▸ INPUT MATERIAL

┌──

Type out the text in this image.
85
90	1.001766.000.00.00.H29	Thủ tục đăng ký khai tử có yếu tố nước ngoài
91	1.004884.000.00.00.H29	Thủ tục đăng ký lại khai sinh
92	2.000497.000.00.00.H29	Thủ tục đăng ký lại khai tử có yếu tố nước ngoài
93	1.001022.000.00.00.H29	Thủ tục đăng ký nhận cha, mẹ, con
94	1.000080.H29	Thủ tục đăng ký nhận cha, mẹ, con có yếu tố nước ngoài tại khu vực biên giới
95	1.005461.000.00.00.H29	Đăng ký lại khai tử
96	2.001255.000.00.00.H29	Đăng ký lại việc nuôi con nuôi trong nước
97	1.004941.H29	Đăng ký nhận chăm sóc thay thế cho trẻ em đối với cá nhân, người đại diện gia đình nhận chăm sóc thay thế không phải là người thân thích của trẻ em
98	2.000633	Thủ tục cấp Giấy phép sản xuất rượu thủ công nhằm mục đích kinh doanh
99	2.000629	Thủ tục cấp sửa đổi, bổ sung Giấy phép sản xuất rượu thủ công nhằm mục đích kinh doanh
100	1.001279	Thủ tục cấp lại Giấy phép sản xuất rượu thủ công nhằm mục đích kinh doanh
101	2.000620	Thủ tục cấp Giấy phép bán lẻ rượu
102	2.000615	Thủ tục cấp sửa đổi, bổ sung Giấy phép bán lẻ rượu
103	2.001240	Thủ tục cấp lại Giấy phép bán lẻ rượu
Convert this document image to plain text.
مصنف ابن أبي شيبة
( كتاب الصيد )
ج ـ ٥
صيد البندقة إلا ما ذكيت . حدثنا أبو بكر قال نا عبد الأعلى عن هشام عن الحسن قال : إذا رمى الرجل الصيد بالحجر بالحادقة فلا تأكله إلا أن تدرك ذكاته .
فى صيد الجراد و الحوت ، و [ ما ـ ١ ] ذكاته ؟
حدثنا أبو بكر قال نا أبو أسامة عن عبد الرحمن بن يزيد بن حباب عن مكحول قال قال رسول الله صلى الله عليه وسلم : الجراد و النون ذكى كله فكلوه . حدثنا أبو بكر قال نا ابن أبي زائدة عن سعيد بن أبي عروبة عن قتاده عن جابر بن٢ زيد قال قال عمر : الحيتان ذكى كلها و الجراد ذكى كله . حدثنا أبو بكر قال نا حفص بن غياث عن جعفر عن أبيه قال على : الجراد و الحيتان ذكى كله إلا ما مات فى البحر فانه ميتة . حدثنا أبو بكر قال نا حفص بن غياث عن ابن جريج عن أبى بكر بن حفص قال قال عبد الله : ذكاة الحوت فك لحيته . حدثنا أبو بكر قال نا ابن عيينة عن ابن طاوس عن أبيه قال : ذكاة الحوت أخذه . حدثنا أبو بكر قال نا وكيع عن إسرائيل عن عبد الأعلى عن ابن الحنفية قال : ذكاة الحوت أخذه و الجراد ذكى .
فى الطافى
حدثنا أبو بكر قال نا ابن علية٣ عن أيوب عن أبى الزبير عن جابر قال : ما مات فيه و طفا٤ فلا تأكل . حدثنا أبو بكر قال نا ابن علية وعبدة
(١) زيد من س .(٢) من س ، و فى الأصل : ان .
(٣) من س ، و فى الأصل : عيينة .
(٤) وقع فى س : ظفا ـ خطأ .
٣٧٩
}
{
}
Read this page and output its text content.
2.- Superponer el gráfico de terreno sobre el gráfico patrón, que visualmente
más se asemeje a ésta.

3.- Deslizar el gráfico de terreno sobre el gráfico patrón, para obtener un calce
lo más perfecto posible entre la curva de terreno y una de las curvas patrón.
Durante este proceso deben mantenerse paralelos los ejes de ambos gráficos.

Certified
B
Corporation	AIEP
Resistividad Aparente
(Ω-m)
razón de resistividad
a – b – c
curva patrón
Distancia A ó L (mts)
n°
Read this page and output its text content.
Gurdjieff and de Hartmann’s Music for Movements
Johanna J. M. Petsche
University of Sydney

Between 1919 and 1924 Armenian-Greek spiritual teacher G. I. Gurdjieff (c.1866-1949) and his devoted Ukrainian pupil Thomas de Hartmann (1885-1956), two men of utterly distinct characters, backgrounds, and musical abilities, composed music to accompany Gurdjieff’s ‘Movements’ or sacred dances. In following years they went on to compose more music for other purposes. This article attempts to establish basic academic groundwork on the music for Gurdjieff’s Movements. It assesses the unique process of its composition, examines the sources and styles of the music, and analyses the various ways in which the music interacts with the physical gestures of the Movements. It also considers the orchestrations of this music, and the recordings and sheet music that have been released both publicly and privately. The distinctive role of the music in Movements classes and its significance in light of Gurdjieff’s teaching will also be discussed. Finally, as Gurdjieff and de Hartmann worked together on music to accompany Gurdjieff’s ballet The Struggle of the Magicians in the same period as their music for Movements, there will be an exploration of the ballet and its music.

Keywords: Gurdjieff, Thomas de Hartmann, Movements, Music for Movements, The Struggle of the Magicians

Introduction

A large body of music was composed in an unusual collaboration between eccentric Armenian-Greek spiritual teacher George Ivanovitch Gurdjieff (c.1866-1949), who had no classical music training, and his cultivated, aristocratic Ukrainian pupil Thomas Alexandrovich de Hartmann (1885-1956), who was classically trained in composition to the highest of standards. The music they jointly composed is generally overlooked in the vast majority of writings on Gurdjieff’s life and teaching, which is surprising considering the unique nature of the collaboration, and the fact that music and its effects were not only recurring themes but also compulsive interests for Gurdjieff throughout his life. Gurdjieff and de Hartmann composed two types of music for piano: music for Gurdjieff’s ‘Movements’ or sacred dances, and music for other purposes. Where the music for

└──

Copy each line of the data above without altering a single character.

▸ ANSWER TO THIS EXERCISE
Type out the text in this image.
85
90	1.001766.000.00.00.H29	Thủ tục đăng ký khai tử có yếu tố nước ngoài
91	1.004884.000.00.00.H29	Thủ tục đăng ký lại khai sinh
92	2.000497.000.00.00.H29	Thủ tục đăng ký lại khai tử có yếu tố nước ngoài
93	1.001022.000.00.00.H29	Thủ tục đăng ký nhận cha, mẹ, con
94	1.000080.H29	Thủ tục đăng ký nhận cha, mẹ, con có yếu tố nước ngoài tại khu vực biên giới
95	1.005461.000.00.00.H29	Đăng ký lại khai tử
96	2.001255.000.00.00.H29	Đăng ký lại việc nuôi con nuôi trong nước
97	1.004941.H29	Đăng ký nhận chăm sóc thay thế cho trẻ em đối với cá nhân, người đại diện gia đình nhận chăm sóc thay thế không phải là người thân thích của trẻ em
98	2.000633	Thủ tục cấp Giấy phép sản xuất rượu thủ công nhằm mục đích kinh doanh
99	2.000629	Thủ tục cấp sửa đổi, bổ sung Giấy phép sản xuất rượu thủ công nhằm mục đích kinh doanh
100	1.001279	Thủ tục cấp lại Giấy phép sản xuất rượu thủ công nhằm mục đích kinh doanh
101	2.000620	Thủ tục cấp Giấy phép bán lẻ rượu
102	2.000615	Thủ tục cấp sửa đổi, bổ sung Giấy phép bán lẻ rượu
103	2.001240	Thủ tục cấp lại Giấy phép bán lẻ rượu
Convert this document image to plain text.
مصنف ابن أبي شيبة
( كتاب الصيد )
ج ـ ٥
صيد البندقة إلا ما ذكيت . حدثنا أبو بكر قال نا عبد الأعلى عن هشام عن الحسن قال : إذا رمى الرجل الصيد بالحجر بالحادقة فلا تأكله إلا أن تدرك ذكاته .
فى صيد الجراد و الحوت ، و [ ما ـ ١ ] ذكاته ؟
حدثنا أبو بكر قال نا أبو أسامة عن عبد الرحمن بن يزيد بن حباب عن مكحول قال قال رسول الله صلى الله عليه وسلم : الجراد و النون ذكى كله فكلوه . حدثنا أبو بكر قال نا ابن أبي زائدة عن سعيد بن أبي عروبة عن قتاده عن جابر بن٢ زيد قال قال عمر : الحيتان ذكى كلها و الجراد ذكى كله . حدثنا أبو بكر قال نا حفص بن غياث عن جعفر عن أبيه قال على : الجراد و الحيتان ذكى كله إلا ما مات فى البحر فانه ميتة . حدثنا أبو بكر قال نا حفص بن غياث عن ابن جريج عن أبى بكر بن حفص قال قال عبد الله : ذكاة الحوت فك لحيته . حدثنا أبو بكر قال نا ابن عيينة عن ابن طاوس عن أبيه قال : ذكاة الحوت أخذه . حدثنا أبو بكر قال نا وكيع عن إسرائيل عن عبد الأعلى عن ابن الحنفية قال : ذكاة الحوت أخذه و الجراد ذكى .
فى الطافى
حدثنا أبو بكر قال نا ابن علية٣ عن أيوب عن أبى الزبير عن جابر قال : ما مات فيه و طفا٤ فلا تأكل . حدثنا أبو بكر قال نا ابن علية وعبدة
(١) زيد من س .(٢) من س ، و فى الأصل : ان .
(٣) من س ، و فى الأصل : عيينة .
(٤) وقع فى س : ظفا ـ خطأ .
٣٧٩
}
{
}
Read this page and output its text content.
2.- Superponer el gráfico de terreno sobre el gráfico patrón, que visualmente
más se asemeje a ésta.

3.- Deslizar el gráfico de terreno sobre el gráfico patrón, para obtener un calce
lo más perfecto posible entre la curva de terreno y una de las curvas patrón.
Durante este proceso deben mantenerse paralelos los ejes de ambos gráficos.

Certified
B
Corporation	AIEP
Resistividad Aparente
(Ω-m)
razón de resistividad
a – b – c
curva patrón
Distancia A ó L (mts)
n°
Read this page and output its text content.
Gurdjieff and de Hartmann’s Music for Movements
Johanna J. M. Petsche
University of Sydney

Between 1919 and 1924 Armenian-Greek spiritual teacher G. I. Gurdjieff (c.1866-1949) and his devoted Ukrainian pupil Thomas de Hartmann (1885-1956), two men of utterly distinct characters, backgrounds, and musical abilities, composed music to accompany Gurdjieff’s ‘Movements’ or sacred dances. In following years they went on to compose more music for other purposes. This article attempts to establish basic academic groundwork on the music for Gurdjieff’s Movements. It assesses the unique process of its composition, examines the sources and styles of the music, and analyses the various ways in which the music interacts with the physical gestures of the Movements. It also considers the orchestrations of this music, and the recordings and sheet music that have been released both publicly and privately. The distinctive role of the music in Movements classes and its significance in light of Gurdjieff’s teaching will also be discussed. Finally, as Gurdjieff and de Hartmann worked together on music to accompany Gurdjieff’s ballet The Struggle of the Magicians in the same period as their music for Movements, there will be an exploration of the ballet and its music.

Keywords: Gurdjieff, Thomas de Hartmann, Movements, Music for Movements, The Struggle of the Magicians

Introduction

A large body of music was composed in an unusual collaboration between eccentric Armenian-Greek spiritual teacher George Ivanovitch Gurdjieff (c.1866-1949), who had no classical music training, and his cultivated, aristocratic Ukrainian pupil Thomas Alexandrovich de Hartmann (1885-1956), who was classically trained in composition to the highest of standards. The music they jointly composed is generally overlooked in the vast majority of writings on Gurdjieff’s life and teaching, which is surprising considering the unique nature of the collaboration, and the fact that music and its effects were not only recurring themes but also compulsive interests for Gurdjieff throughout his life. Gurdjieff and de Hartmann composed two types of music for piano: music for Gurdjieff’s ‘Movements’ or sacred dances, and music for other purposes. Where the music for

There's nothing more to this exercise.